(Stored entries)
▬▬▬▬▬▬
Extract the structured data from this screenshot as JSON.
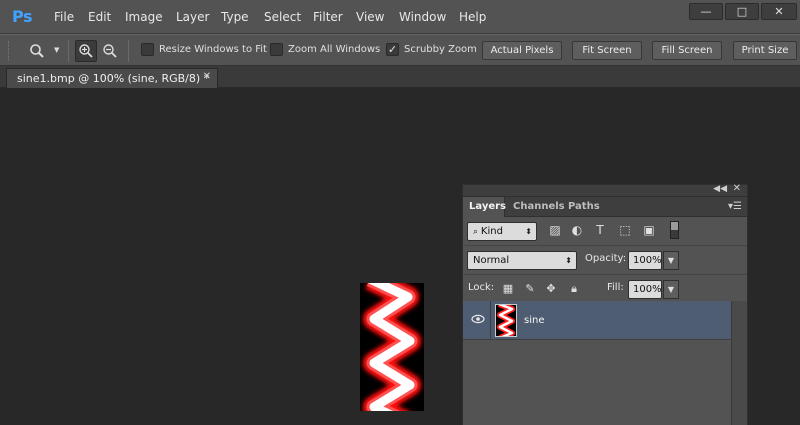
{
  "app": {
    "logo": "Ps"
  },
  "menu": [
    "File",
    "Edit",
    "Image",
    "Layer",
    "Type",
    "Select",
    "Filter",
    "View",
    "Window",
    "Help"
  ],
  "window_controls": {
    "minimize": "—",
    "maximize": "□",
    "close": "✕"
  },
  "options": {
    "zoom_tool_icon": "magnifier-icon",
    "resize_windows_label": "Resize Windows to Fit",
    "resize_windows_checked": false,
    "zoom_all_label": "Zoom All Windows",
    "zoom_all_checked": false,
    "scrubby_label": "Scrubby Zoom",
    "scrubby_checked": true,
    "actual_pixels": "Actual Pixels",
    "fit_screen": "Fit Screen",
    "fill_screen": "Fill Screen",
    "print_size": "Print Size"
  },
  "document": {
    "tab_title": "sine1.bmp @ 100% (sine, RGB/8) *"
  },
  "layers_panel": {
    "tabs": [
      "Layers",
      "Channels",
      "Paths"
    ],
    "active_tab": "Layers",
    "filter_kind": "Kind",
    "blend_mode": "Normal",
    "opacity_label": "Opacity:",
    "opacity": "100%",
    "lock_label": "Lock:",
    "fill_label": "Fill:",
    "fill": "100%",
    "layers": [
      {
        "name": "sine",
        "visible": true,
        "selected": true
      }
    ]
  },
  "colors": {
    "chrome": "#535353",
    "canvas_bg": "#282828",
    "selected_layer": "#4f5d73",
    "ps_blue": "#3fa3ff"
  }
}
▬▬▬▬▬▬
Short exercise = Give back each entry exactly as it appears, with no pictures.

Response for this exercise =
Extract the structured data from this screenshot as JSON.
{
  "app": {
    "logo": "Ps"
  },
  "menu": [
    "File",
    "Edit",
    "Image",
    "Layer",
    "Type",
    "Select",
    "Filter",
    "View",
    "Window",
    "Help"
  ],
  "window_controls": {
    "minimize": "—",
    "maximize": "□",
    "close": "✕"
  },
  "options": {
    "zoom_tool_icon": "magnifier-icon",
    "resize_windows_label": "Resize Windows to Fit",
    "resize_windows_checked": false,
    "zoom_all_label": "Zoom All Windows",
    "zoom_all_checked": false,
    "scrubby_label": "Scrubby Zoom",
    "scrubby_checked": true,
    "actual_pixels": "Actual Pixels",
    "fit_screen": "Fit Screen",
    "fill_screen": "Fill Screen",
    "print_size": "Print Size"
  },
  "document": {
    "tab_title": "sine1.bmp @ 100% (sine, RGB/8) *"
  },
  "layers_panel": {
    "tabs": [
      "Layers",
      "Channels",
      "Paths"
    ],
    "active_tab": "Layers",
    "filter_kind": "Kind",
    "blend_mode": "Normal",
    "opacity_label": "Opacity:",
    "opacity": "100%",
    "lock_label": "Lock:",
    "fill_label": "Fill:",
    "fill": "100%",
    "layers": [
      {
        "name": "sine",
        "visible": true,
        "selected": true
      }
    ]
  },
  "colors": {
    "chrome": "#535353",
    "canvas_bg": "#282828",
    "selected_layer": "#4f5d73",
    "ps_blue": "#3fa3ff"
  }
}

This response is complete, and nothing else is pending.